── Data supplied

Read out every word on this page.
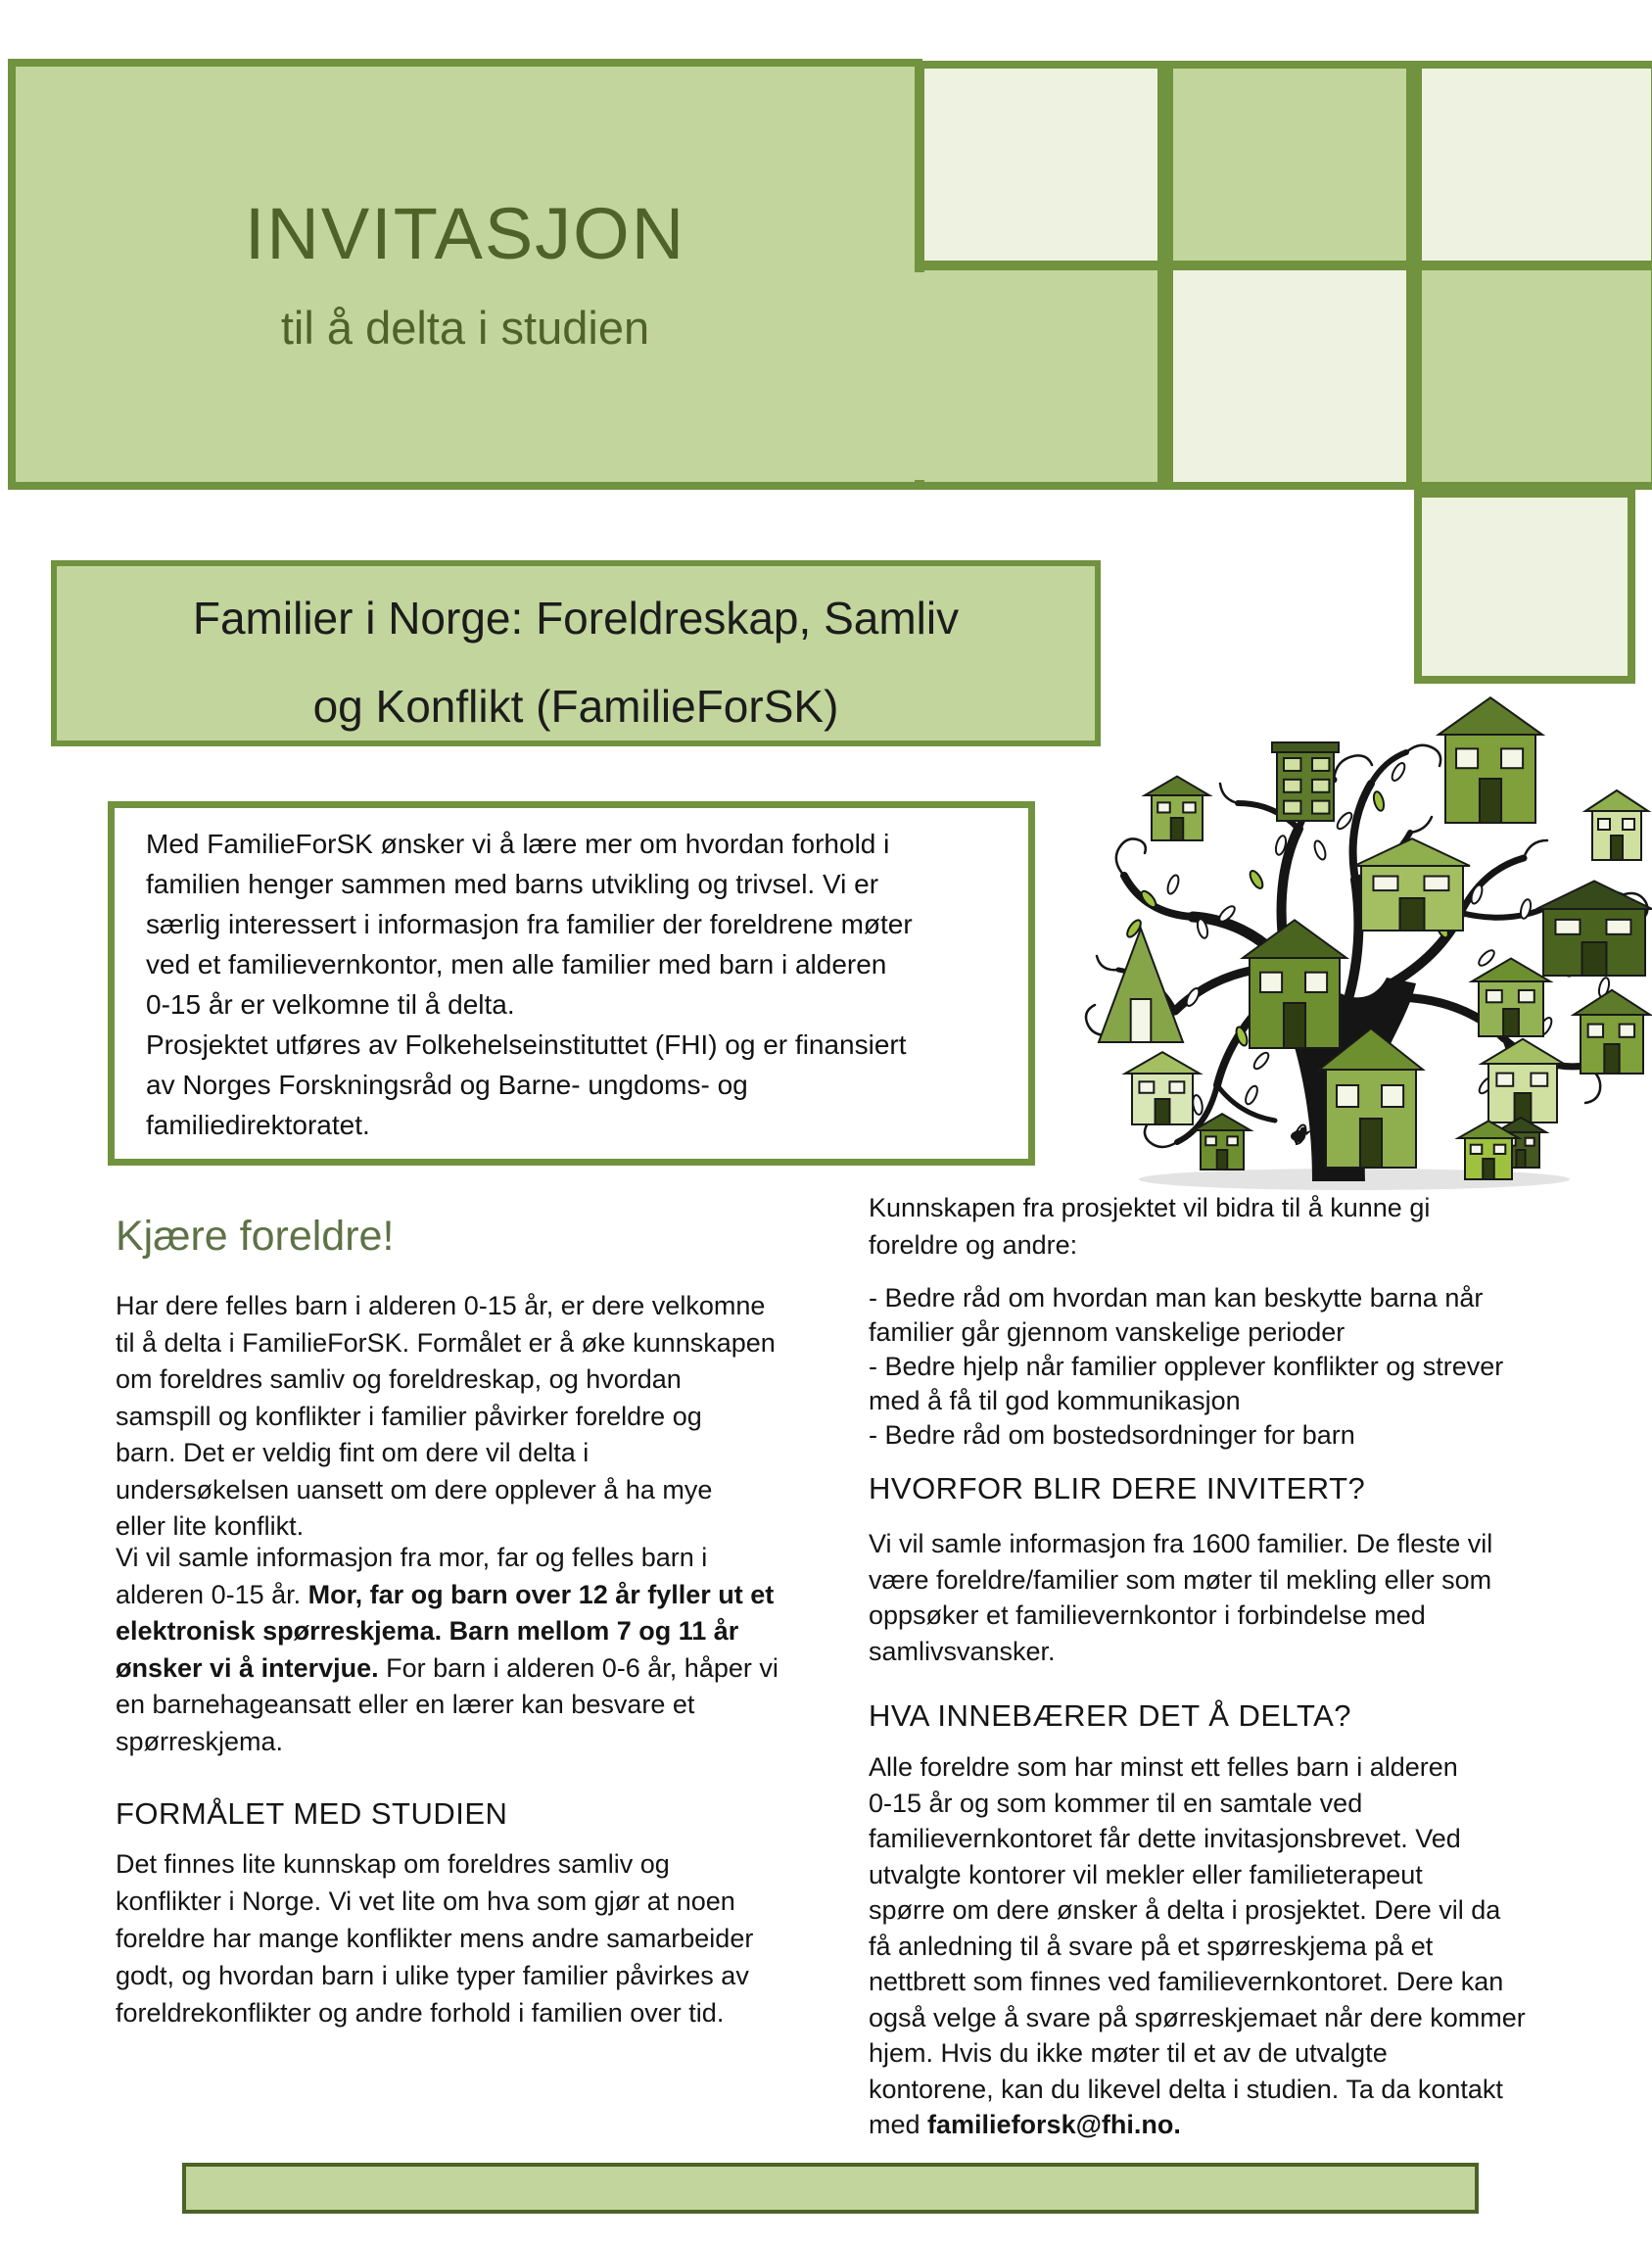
INVITASJON
til å delta i studien
Familier i Norge: Foreldreskap, Samliv
og Konflikt (FamilieForSK)
Med FamilieForSK ønsker vi å lære mer om hvordan forhold i
familien henger sammen med barns utvikling og trivsel. Vi er
særlig interessert i informasjon fra familier der foreldrene møter
ved et familievernkontor, men alle familier med barn i alderen
0-15 år er velkomne til å delta.
Prosjektet utføres av Folkehelseinstituttet (FHI) og er finansiert
av Norges Forskningsråd og Barne- ungdoms- og
familiedirektoratet.
Kjære foreldre!
Har dere felles barn i alderen 0-15 år, er dere velkomne
til å delta i FamilieForSK. Formålet er å øke kunnskapen
om foreldres samliv og foreldreskap, og hvordan
samspill og konflikter i familier påvirker foreldre og
barn. Det er veldig fint om dere vil delta i
undersøkelsen uansett om dere opplever å ha mye
eller lite konflikt.
Vi vil samle informasjon fra mor, far og felles barn i
alderen 0-15 år. Mor, far og barn over 12 år fyller ut et
elektronisk spørreskjema. Barn mellom 7 og 11 år
ønsker vi å intervjue. For barn i alderen 0-6 år, håper vi
en barnehageansatt eller en lærer kan besvare et
spørreskjema.
FORMÅLET MED STUDIEN
Det finnes lite kunnskap om foreldres samliv og
konflikter i Norge. Vi vet lite om hva som gjør at noen
foreldre har mange konflikter mens andre samarbeider
godt, og hvordan barn i ulike typer familier påvirkes av
foreldrekonflikter og andre forhold i familien over tid.
Kunnskapen fra prosjektet vil bidra til å kunne gi
foreldre og andre:
- Bedre råd om hvordan man kan beskytte barna når
familier går gjennom vanskelige perioder
- Bedre hjelp når familier opplever konflikter og strever
med å få til god kommunikasjon
- Bedre råd om bostedsordninger for barn
HVORFOR BLIR DERE INVITERT?
Vi vil samle informasjon fra 1600 familier. De fleste vil
være foreldre/familier som møter til mekling eller som
oppsøker et familievernkontor i forbindelse med
samlivsvansker.
HVA INNEBÆRER DET Å DELTA?
Alle foreldre som har minst ett felles barn i alderen
0-15 år og som kommer til en samtale ved
familievernkontoret får dette invitasjonsbrevet. Ved
utvalgte kontorer vil mekler eller familieterapeut
spørre om dere ønsker å delta i prosjektet. Dere vil da
få anledning til å svare på et spørreskjema på et
nettbrett som finnes ved familievernkontoret. Dere kan
også velge å svare på spørreskjemaet når dere kommer
hjem. Hvis du ikke møter til et av de utvalgte
kontorene, kan du likevel delta i studien. Ta da kontakt
med familieforsk@fhi.no.
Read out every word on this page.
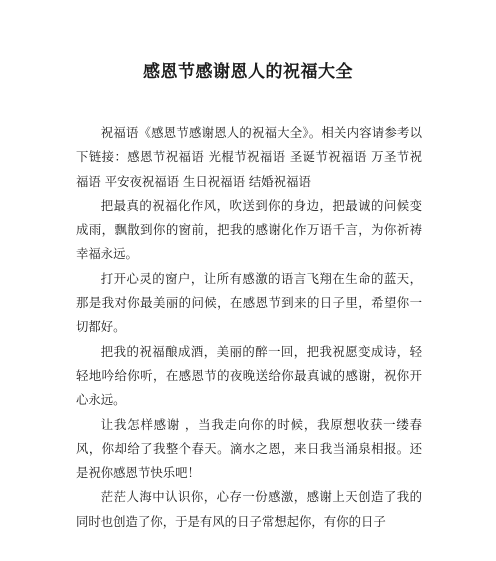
感恩节感谢恩人的祝福大全

祝福语《感恩节感谢恩人的祝福大全》。相关内容请参考以下链接：感恩节祝福语 光棍节祝福语 圣诞节祝福语 万圣节祝福语 平安夜祝福语 生日祝福语 结婚祝福语

把最真的祝福化作风，吹送到你的身边，把最诚的问候变成雨，飘散到你的窗前，把我的感谢化作万语千言，为你祈祷幸福永远。

打开心灵的窗户，让所有感激的语言飞翔在生命的蓝天，那是我对你最美丽的问候，在感恩节到来的日子里，希望你一切都好。

把我的祝福酿成酒，美丽的醉一回，把我祝愿变成诗，轻轻地吟给你听，在感恩节的夜晚送给你最真诚的感谢，祝你开心永远。

让我怎样感谢 ，当我走向你的时候，我原想收获一缕春风，你却给了我整个春天。滴水之恩，来日我当涌泉相报。还是祝你感恩节快乐吧！

茫茫人海中认识你，心存一份感激，感谢上天创造了我的同时也创造了你，于是有风的日子常想起你，有你的日子
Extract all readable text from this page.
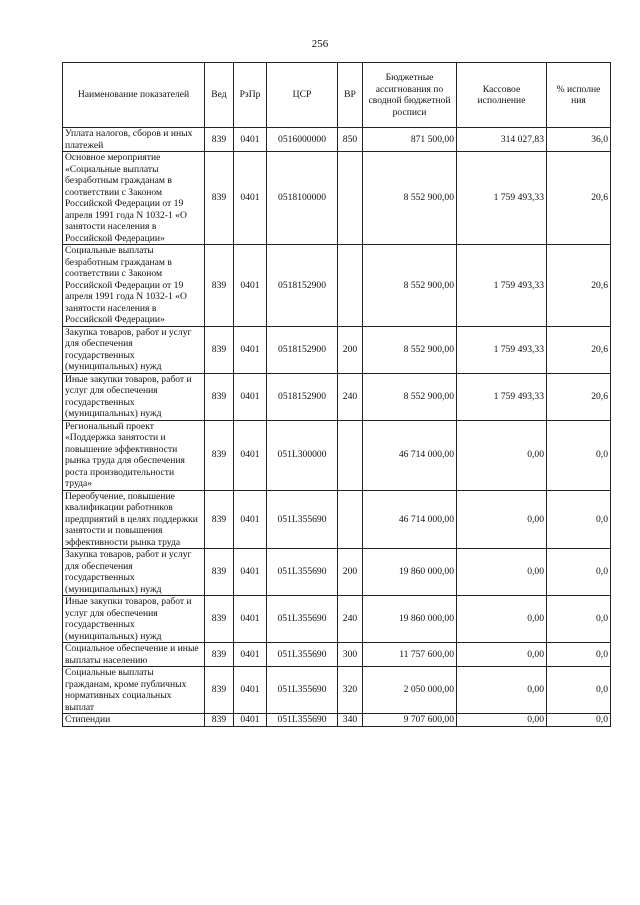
256
Наименование показателей	Вед	РзПр	ЦСР	ВР	Бюджетные ассигнования по сводной бюджетной росписи	Кассовое исполнение	% исполне ния
Уплата налогов, сборов и иных платежей	839	0401	0516000000	850	871 500,00	314 027,83	36,0
Основное мероприятие «Социальные выплаты безработным гражданам в соответствии с Законом Российской Федерации от 19 апреля 1991 года N 1032-1 «О занятости населения в Российской Федерации»	839	0401	0518100000		8 552 900,00	1 759 493,33	20,6
Социальные выплаты безработным гражданам в соответствии с Законом Российской Федерации от 19 апреля 1991 года N 1032-1 «О занятости населения в Российской Федерации»	839	0401	0518152900		8 552 900,00	1 759 493,33	20,6
Закупка товаров, работ и услуг для обеспечения государственных (муниципальных) нужд	839	0401	0518152900	200	8 552 900,00	1 759 493,33	20,6
Иные закупки товаров, работ и услуг для обеспечения государственных (муниципальных) нужд	839	0401	0518152900	240	8 552 900,00	1 759 493,33	20,6
Региональный проект «Поддержка занятости и повышение эффективности рынка труда для обеспечения роста производительности труда»	839	0401	051L300000		46 714 000,00	0,00	0,0
Переобучение, повышение квалификации работников предприятий в целях поддержки занятости и повышения эффективности рынка труда	839	0401	051L355690		46 714 000,00	0,00	0,0
Закупка товаров, работ и услуг для обеспечения государственных (муниципальных) нужд	839	0401	051L355690	200	19 860 000,00	0,00	0,0
Иные закупки товаров, работ и услуг для обеспечения государственных (муниципальных) нужд	839	0401	051L355690	240	19 860 000,00	0,00	0,0
Социальное обеспечение и иные выплаты населению	839	0401	051L355690	300	11 757 600,00	0,00	0,0
Социальные выплаты гражданам, кроме публичных нормативных социальных выплат	839	0401	051L355690	320	2 050 000,00	0,00	0,0
Стипендии	839	0401	051L355690	340	9 707 600,00	0,00	0,0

────

The request:
In the entries above, identify every line with the word "труда". Copy those lines.

Completed exercise:
Региональный проект «Поддержка занятости и повышение эффективности рынка труда для обеспечения роста производительности труда»	839	0401	051L300000		46 714 000,00	0,00	0,0
Переобучение, повышение квалификации работников предприятий в целях поддержки занятости и повышения эффективности рынка труда	839	0401	051L355690		46 714 000,00	0,00	0,0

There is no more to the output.